TASK: Every line containing the word "EHKD" needs to be found and copied.

DATASET CONTENT:

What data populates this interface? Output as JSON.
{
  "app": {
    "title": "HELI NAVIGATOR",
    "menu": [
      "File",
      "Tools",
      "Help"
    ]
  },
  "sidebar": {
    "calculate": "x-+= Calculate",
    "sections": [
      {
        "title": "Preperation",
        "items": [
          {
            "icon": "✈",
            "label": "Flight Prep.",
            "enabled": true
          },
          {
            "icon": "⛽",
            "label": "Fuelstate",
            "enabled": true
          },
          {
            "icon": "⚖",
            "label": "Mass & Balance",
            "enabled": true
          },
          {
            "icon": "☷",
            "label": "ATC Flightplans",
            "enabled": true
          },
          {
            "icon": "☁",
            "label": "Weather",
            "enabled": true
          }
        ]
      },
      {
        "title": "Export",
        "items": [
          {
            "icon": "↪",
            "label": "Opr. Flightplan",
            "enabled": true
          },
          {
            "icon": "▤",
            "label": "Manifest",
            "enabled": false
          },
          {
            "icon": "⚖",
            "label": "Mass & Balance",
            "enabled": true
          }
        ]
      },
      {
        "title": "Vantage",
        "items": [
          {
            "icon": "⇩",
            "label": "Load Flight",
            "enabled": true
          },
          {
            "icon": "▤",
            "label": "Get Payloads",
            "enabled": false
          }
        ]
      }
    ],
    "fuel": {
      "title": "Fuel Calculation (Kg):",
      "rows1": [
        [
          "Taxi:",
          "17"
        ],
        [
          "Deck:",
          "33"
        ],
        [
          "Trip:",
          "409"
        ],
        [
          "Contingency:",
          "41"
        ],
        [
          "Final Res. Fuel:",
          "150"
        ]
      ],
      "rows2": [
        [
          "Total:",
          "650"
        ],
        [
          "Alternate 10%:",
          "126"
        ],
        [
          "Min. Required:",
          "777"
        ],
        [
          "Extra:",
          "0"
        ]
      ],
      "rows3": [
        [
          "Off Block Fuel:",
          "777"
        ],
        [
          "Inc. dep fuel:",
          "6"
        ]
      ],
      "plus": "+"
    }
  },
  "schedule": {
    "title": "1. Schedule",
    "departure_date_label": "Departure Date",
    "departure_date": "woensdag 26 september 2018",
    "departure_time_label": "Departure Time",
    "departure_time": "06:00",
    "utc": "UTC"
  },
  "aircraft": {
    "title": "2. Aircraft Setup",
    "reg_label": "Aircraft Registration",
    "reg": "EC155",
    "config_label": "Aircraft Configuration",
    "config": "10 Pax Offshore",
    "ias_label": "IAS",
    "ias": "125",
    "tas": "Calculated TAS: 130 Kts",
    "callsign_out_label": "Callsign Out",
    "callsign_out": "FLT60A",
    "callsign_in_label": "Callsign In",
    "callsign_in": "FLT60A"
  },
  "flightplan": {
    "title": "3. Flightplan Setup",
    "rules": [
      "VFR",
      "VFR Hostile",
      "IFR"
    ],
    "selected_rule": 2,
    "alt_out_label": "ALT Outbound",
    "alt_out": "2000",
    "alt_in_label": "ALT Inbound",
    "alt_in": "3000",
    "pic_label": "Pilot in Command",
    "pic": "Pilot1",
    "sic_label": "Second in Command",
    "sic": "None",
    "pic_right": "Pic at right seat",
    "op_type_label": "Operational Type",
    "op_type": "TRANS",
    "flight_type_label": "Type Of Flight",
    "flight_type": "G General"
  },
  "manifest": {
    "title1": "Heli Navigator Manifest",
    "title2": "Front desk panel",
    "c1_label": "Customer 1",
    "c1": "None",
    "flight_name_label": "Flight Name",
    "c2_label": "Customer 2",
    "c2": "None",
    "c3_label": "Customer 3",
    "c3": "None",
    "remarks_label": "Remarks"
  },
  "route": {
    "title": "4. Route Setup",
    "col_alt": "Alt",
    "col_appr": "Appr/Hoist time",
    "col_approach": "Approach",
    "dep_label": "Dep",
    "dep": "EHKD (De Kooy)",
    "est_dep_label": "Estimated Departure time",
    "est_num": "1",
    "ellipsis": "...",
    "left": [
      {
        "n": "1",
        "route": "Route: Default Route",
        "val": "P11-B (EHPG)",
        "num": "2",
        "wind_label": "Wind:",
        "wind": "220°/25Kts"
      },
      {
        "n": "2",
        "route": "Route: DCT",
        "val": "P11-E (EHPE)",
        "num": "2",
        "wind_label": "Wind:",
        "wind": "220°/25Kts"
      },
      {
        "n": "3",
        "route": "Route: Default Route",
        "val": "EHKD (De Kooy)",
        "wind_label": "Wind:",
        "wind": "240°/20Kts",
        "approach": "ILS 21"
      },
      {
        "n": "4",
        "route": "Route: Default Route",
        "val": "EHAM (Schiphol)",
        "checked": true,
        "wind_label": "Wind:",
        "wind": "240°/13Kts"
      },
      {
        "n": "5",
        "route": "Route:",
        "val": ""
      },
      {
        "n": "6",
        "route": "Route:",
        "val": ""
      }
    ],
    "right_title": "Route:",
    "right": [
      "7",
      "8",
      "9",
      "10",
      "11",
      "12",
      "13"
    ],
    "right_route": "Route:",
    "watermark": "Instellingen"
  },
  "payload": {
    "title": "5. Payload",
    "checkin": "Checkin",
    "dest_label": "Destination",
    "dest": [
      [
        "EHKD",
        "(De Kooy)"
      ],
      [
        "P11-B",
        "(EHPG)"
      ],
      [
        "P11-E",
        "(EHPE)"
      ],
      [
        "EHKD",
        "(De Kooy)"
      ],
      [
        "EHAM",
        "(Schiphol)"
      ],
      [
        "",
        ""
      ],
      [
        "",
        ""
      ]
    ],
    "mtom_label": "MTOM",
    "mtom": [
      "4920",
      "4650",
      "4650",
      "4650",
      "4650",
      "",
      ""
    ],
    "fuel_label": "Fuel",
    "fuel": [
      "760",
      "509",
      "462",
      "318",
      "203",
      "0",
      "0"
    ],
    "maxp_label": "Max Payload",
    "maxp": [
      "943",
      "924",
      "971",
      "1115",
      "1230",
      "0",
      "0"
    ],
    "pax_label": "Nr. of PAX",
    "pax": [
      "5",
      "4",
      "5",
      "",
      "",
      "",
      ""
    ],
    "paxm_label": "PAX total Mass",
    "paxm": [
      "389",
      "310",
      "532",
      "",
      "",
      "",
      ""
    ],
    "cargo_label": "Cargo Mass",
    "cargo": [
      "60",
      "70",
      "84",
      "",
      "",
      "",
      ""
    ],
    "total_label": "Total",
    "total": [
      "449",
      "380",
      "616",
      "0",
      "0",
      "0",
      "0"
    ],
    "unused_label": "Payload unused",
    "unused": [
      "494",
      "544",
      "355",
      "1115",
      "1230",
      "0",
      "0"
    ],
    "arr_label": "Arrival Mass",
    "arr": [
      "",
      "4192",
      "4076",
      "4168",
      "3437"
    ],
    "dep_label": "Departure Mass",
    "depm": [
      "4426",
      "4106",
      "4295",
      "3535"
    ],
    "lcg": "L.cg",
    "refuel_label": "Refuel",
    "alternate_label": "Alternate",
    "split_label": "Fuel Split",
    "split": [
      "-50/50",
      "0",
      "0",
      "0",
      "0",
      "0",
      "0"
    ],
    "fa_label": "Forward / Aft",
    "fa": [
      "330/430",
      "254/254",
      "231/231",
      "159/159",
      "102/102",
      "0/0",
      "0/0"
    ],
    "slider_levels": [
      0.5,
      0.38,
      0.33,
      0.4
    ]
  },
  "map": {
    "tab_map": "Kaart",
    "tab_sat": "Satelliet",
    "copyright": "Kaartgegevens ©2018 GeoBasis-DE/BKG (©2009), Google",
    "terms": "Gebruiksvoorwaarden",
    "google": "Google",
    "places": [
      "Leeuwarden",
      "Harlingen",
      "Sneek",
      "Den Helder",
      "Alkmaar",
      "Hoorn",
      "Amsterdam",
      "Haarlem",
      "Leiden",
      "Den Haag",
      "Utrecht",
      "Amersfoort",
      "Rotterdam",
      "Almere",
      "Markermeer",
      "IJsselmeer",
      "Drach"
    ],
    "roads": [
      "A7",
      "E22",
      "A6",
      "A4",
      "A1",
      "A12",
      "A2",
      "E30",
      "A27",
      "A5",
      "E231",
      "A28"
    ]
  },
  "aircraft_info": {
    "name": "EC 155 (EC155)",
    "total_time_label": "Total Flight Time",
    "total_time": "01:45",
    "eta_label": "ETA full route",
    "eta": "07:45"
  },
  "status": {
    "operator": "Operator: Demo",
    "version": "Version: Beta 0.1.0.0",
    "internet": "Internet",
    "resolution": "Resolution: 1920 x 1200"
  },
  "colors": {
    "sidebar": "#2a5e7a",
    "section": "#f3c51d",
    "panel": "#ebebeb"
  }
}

ANSWER BELOW:
    "dep": "EHKD (De Kooy)",
        "val": "EHKD (De Kooy)",
        "EHKD",
        "EHKD",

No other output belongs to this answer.